Copy every line of the data from the one containing "x-tick-label: 9 xyxy=(957,416,964,429)" down to the one containing "zoom-out-icon xyxy=(966,666,982,682)", both included, without changing anything.

● Layout coordinate data
------------------------------------------------------------------------

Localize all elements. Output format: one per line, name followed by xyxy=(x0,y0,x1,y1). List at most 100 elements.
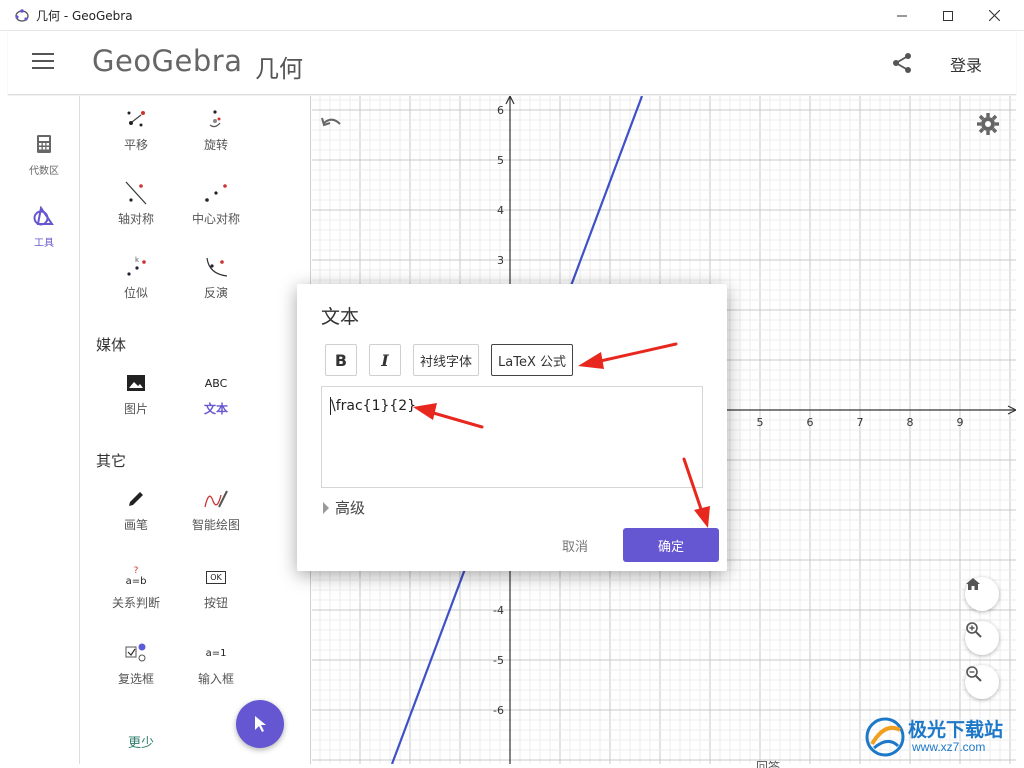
x-tick-label: 9 xyxy=(957,416,964,429)
image-icon xyxy=(127,375,145,391)
pen-tool[interactable]: 画笔 xyxy=(91,484,181,533)
site-watermark: 极光下载站 www.xz7.com xyxy=(864,712,1020,764)
settings-gear-icon[interactable] xyxy=(976,112,1000,136)
y-tick-label: 5 xyxy=(497,154,504,167)
zoom-in-button[interactable] xyxy=(965,621,999,655)
x-tick-label: 7 xyxy=(857,416,864,429)
point-reflect-tool[interactable]: 中心对称 xyxy=(171,178,261,227)
rail-algebra-tab[interactable]: 代数区 xyxy=(8,134,80,177)
tools-shapes-icon xyxy=(33,205,54,226)
serif-font-button[interactable]: 衬线字体 xyxy=(413,344,479,376)
maximize-button[interactable] xyxy=(925,0,971,31)
axis-reflect-label: 轴对称 xyxy=(117,212,154,226)
text-editor-input[interactable]: \frac{1}{2} xyxy=(321,386,703,488)
cursor-arrow-icon xyxy=(255,716,266,732)
rotate-label: 旋转 xyxy=(203,138,228,152)
dilate-icon: k xyxy=(127,256,146,276)
input-box-tool[interactable]: a=1 输入框 xyxy=(171,638,261,687)
zoom-out-icon xyxy=(966,666,982,682)
dialog-title: 文本 xyxy=(321,306,360,328)
minimize-button[interactable] xyxy=(879,0,925,31)
advanced-label: 高级 xyxy=(335,499,366,517)
relation-icon: a=b xyxy=(125,576,147,587)
relation-tool[interactable]: ? a=b 关系判断 xyxy=(91,562,181,611)
image-label: 图片 xyxy=(123,402,148,416)
home-icon xyxy=(966,578,980,590)
cancel-button[interactable]: 取消 xyxy=(545,528,605,562)
watermark-logo-icon xyxy=(865,717,905,757)
latex-formula-button[interactable]: LaTeX 公式 xyxy=(491,344,573,376)
text-dialog: 文本 B I 衬线字体 LaTeX 公式 \frac{1}{2} 高级 取消 确… xyxy=(297,284,727,571)
y-tick-label: 6 xyxy=(497,104,504,117)
y-tick-label: -4 xyxy=(493,604,504,617)
freehand-tool[interactable]: 智能绘图 xyxy=(171,484,261,533)
input-box-label: 输入框 xyxy=(197,672,234,686)
rail-tools-tab[interactable]: 工具 xyxy=(8,205,80,249)
svg-text:k: k xyxy=(135,256,140,264)
rotate-icon xyxy=(209,110,221,128)
app-name: 几何 xyxy=(255,55,303,83)
hamburger-menu-button[interactable] xyxy=(32,53,54,71)
expand-triangle-icon xyxy=(323,501,329,514)
translate-tool[interactable]: 平移 xyxy=(91,104,181,153)
login-button[interactable]: 登录 xyxy=(950,52,982,76)
minimize-icon xyxy=(897,15,907,16)
close-window-button[interactable] xyxy=(971,0,1017,31)
close-icon xyxy=(988,10,1000,21)
window-titlebar: 几何 - GeoGebra xyxy=(0,0,1024,31)
translate-label: 平移 xyxy=(123,138,148,152)
button-tool[interactable]: OK 按钮 xyxy=(171,562,261,611)
text-label: 文本 xyxy=(203,402,228,416)
y-tick-label: -5 xyxy=(493,654,504,667)
ok-button-icon: OK xyxy=(206,570,226,584)
bold-button[interactable]: B xyxy=(325,344,357,376)
y-tick-label: 3 xyxy=(497,254,504,267)
translate-icon xyxy=(127,111,145,127)
x-tick-label: 8 xyxy=(907,416,914,429)
invert-label: 反演 xyxy=(203,286,228,300)
show-less-link[interactable]: 更少 xyxy=(128,732,154,751)
italic-button[interactable]: I xyxy=(369,344,401,376)
window-title: 几何 - GeoGebra xyxy=(36,9,133,23)
share-icon[interactable] xyxy=(890,51,914,75)
button-label: 按钮 xyxy=(203,596,228,610)
rail-algebra-label: 代数区 xyxy=(29,166,59,177)
zoom-out-button[interactable] xyxy=(965,665,999,699)
move-tool-fab[interactable] xyxy=(236,700,284,748)
tools-panel: 平移 旋转 轴对称 中心对称 k 位似 反演 媒体 图片 ABC 文本 其它 画… xyxy=(81,96,311,764)
y-tick-label: -6 xyxy=(493,704,504,717)
undo-icon[interactable] xyxy=(320,114,344,134)
left-rail: 代数区 工具 xyxy=(8,96,80,764)
confirm-button[interactable]: 确定 xyxy=(623,528,719,562)
dilate-label: 位似 xyxy=(123,286,148,300)
media-section-title: 媒体 xyxy=(96,336,127,354)
rotate-tool[interactable]: 旋转 xyxy=(171,104,261,153)
other-section-title: 其它 xyxy=(96,452,127,470)
input-box-icon: a=1 xyxy=(205,647,227,659)
geogebra-logo: GeoGebra xyxy=(92,44,243,78)
y-tick-label: 4 xyxy=(497,204,504,217)
image-tool[interactable]: 图片 xyxy=(91,368,181,417)
freehand-icon xyxy=(204,490,228,508)
text-tool[interactable]: ABC 文本 xyxy=(171,368,261,417)
abc-icon: ABC xyxy=(204,376,228,390)
geogebra-app-icon xyxy=(15,9,29,22)
axis-reflect-tool[interactable]: 轴对称 xyxy=(91,178,181,227)
point-reflect-icon xyxy=(205,184,227,202)
dilate-tool[interactable]: k 位似 xyxy=(91,252,181,301)
home-view-button[interactable] xyxy=(965,577,999,611)
text-editor-content: \frac{1}{2} xyxy=(331,398,417,414)
x-tick-label: 6 xyxy=(807,416,814,429)
checkbox-label: 复选框 xyxy=(117,672,154,686)
checkbox-icon xyxy=(125,643,146,662)
app-header: GeoGebra 几何 登录 xyxy=(8,31,1016,95)
zoom-in-icon xyxy=(966,622,982,638)
invert-tool[interactable]: 反演 xyxy=(171,252,261,301)
freehand-label: 智能绘图 xyxy=(191,518,240,532)
advanced-toggle[interactable]: 高级 xyxy=(323,497,365,518)
checkbox-tool[interactable]: 复选框 xyxy=(91,638,181,687)
pen-icon xyxy=(129,492,143,506)
watermark-text: 极光下载站 xyxy=(908,719,1004,741)
rail-tools-label: 工具 xyxy=(34,238,54,249)
partial-bottom-text: 回答 xyxy=(756,760,781,768)
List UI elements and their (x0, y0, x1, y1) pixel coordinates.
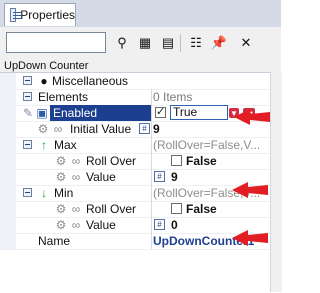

------------------------------------------------------------------------

● THE RESULT
x-tick-label: 9 xyxy=(957,416,964,429)
image-icon xyxy=(127,375,145,391)
pen-tool[interactable]: 画笔 xyxy=(91,484,181,533)
site-watermark: 极光下载站 www.xz7.com xyxy=(864,712,1020,764)
settings-gear-icon[interactable] xyxy=(976,112,1000,136)
y-tick-label: 5 xyxy=(497,154,504,167)
zoom-in-button[interactable] xyxy=(965,621,999,655)
x-tick-label: 7 xyxy=(857,416,864,429)
point-reflect-tool[interactable]: 中心对称 xyxy=(171,178,261,227)
rail-algebra-tab[interactable]: 代数区 xyxy=(8,134,80,177)
tools-shapes-icon xyxy=(33,205,54,226)
serif-font-button[interactable]: 衬线字体 xyxy=(413,344,479,376)
maximize-button[interactable] xyxy=(925,0,971,31)
axis-reflect-label: 轴对称 xyxy=(117,212,154,226)
text-editor-input[interactable]: \frac{1}{2} xyxy=(321,386,703,488)
cursor-arrow-icon xyxy=(255,716,266,732)
rotate-label: 旋转 xyxy=(203,138,228,152)
dilate-icon: k xyxy=(127,256,146,276)
input-box-tool[interactable]: a=1 输入框 xyxy=(171,638,261,687)
zoom-out-icon xyxy=(966,666,982,682)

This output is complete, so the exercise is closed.